Aim | Exclude the pictures; give every entry again exactly as written.

Dataset records |
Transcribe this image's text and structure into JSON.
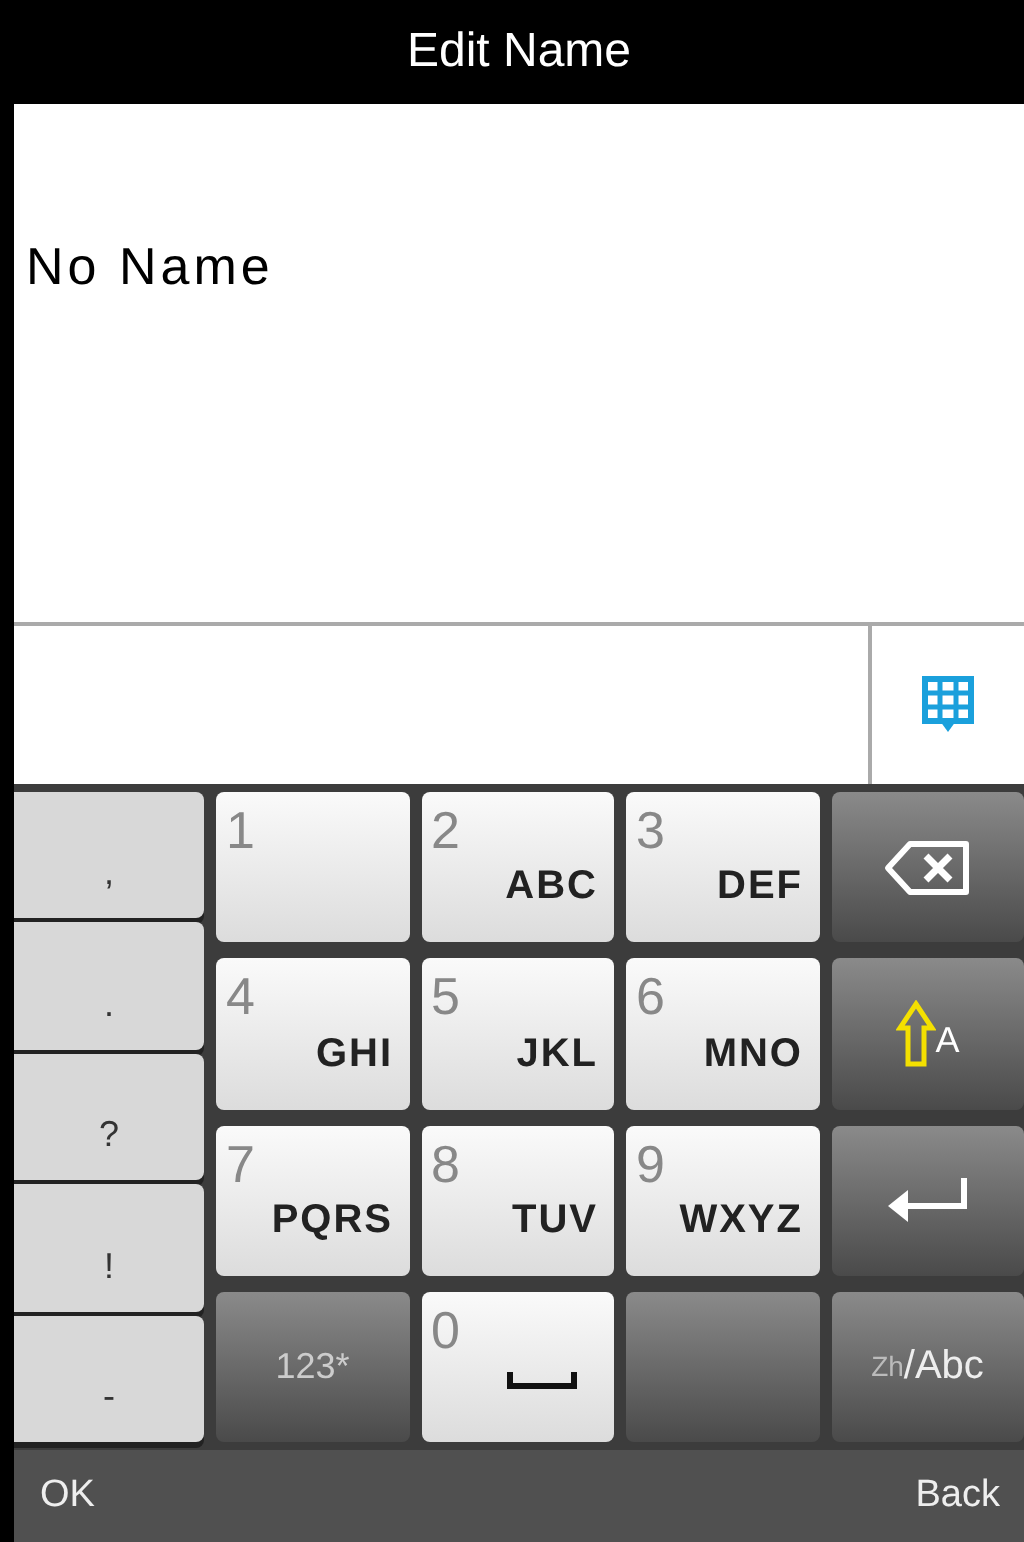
{
  "title": "Edit Name",
  "name_text": "No Name",
  "punctuation_keys": [
    ",",
    ".",
    "?",
    "!",
    "-"
  ],
  "keys": [
    {
      "kind": "digit",
      "digit": "1"
    },
    {
      "kind": "digit",
      "digit": "2",
      "letters": "ABC"
    },
    {
      "kind": "digit",
      "digit": "3",
      "letters": "DEF"
    },
    {
      "kind": "backspace"
    },
    {
      "kind": "digit",
      "digit": "4",
      "letters": "GHI"
    },
    {
      "kind": "digit",
      "digit": "5",
      "letters": "JKL"
    },
    {
      "kind": "digit",
      "digit": "6",
      "letters": "MNO"
    },
    {
      "kind": "shift",
      "label": "A"
    },
    {
      "kind": "digit",
      "digit": "7",
      "letters": "PQRS"
    },
    {
      "kind": "digit",
      "digit": "8",
      "letters": "TUV"
    },
    {
      "kind": "digit",
      "digit": "9",
      "letters": "WXYZ"
    },
    {
      "kind": "enter"
    },
    {
      "kind": "symbols",
      "label": "123*"
    },
    {
      "kind": "space",
      "digit": "0"
    },
    {
      "kind": "blank"
    },
    {
      "kind": "lang",
      "small": "Zh",
      "label": "/Abc"
    }
  ],
  "softkeys": {
    "left": "OK",
    "right": "Back"
  }
}
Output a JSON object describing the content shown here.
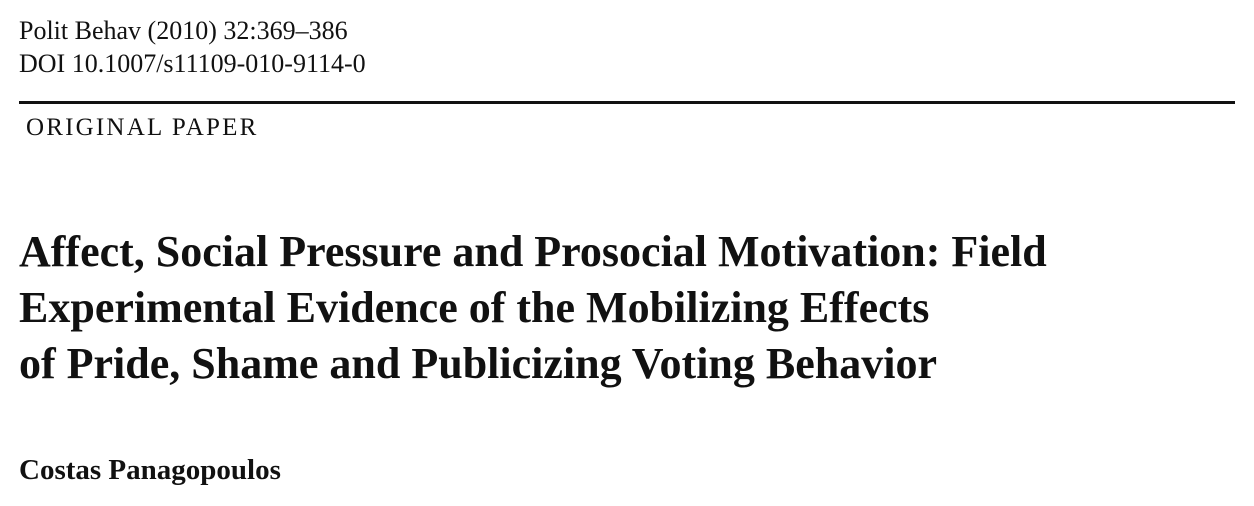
{
  "header": {
    "journal_line": "Polit Behav (2010) 32:369–386",
    "doi_line": "DOI 10.1007/s11109-010-9114-0"
  },
  "paper_type": "ORIGINAL PAPER",
  "title_lines": [
    "Affect, Social Pressure and Prosocial Motivation: Field",
    "Experimental Evidence of the Mobilizing Effects",
    "of Pride, Shame and Publicizing Voting Behavior"
  ],
  "author": "Costas Panagopoulos"
}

Written reply |
Transcribe this image's text and structure into JSON.
{
  "title": "Edit Name",
  "name_text": "No Name",
  "punctuation_keys": [
    ",",
    ".",
    "?",
    "!",
    "-"
  ],
  "keys": [
    {
      "kind": "digit",
      "digit": "1"
    },
    {
      "kind": "digit",
      "digit": "2",
      "letters": "ABC"
    },
    {
      "kind": "digit",
      "digit": "3",
      "letters": "DEF"
    },
    {
      "kind": "backspace"
    },
    {
      "kind": "digit",
      "digit": "4",
      "letters": "GHI"
    },
    {
      "kind": "digit",
      "digit": "5",
      "letters": "JKL"
    },
    {
      "kind": "digit",
      "digit": "6",
      "letters": "MNO"
    },
    {
      "kind": "shift",
      "label": "A"
    },
    {
      "kind": "digit",
      "digit": "7",
      "letters": "PQRS"
    },
    {
      "kind": "digit",
      "digit": "8",
      "letters": "TUV"
    },
    {
      "kind": "digit",
      "digit": "9",
      "letters": "WXYZ"
    },
    {
      "kind": "enter"
    },
    {
      "kind": "symbols",
      "label": "123*"
    },
    {
      "kind": "space",
      "digit": "0"
    },
    {
      "kind": "blank"
    },
    {
      "kind": "lang",
      "small": "Zh",
      "label": "/Abc"
    }
  ],
  "softkeys": {
    "left": "OK",
    "right": "Back"
  }
}
Output a JSON object describing the content shown here.
{
  "header": {
    "journal_line": "Polit Behav (2010) 32:369–386",
    "doi_line": "DOI 10.1007/s11109-010-9114-0"
  },
  "paper_type": "ORIGINAL PAPER",
  "title_lines": [
    "Affect, Social Pressure and Prosocial Motivation: Field",
    "Experimental Evidence of the Mobilizing Effects",
    "of Pride, Shame and Publicizing Voting Behavior"
  ],
  "author": "Costas Panagopoulos"
}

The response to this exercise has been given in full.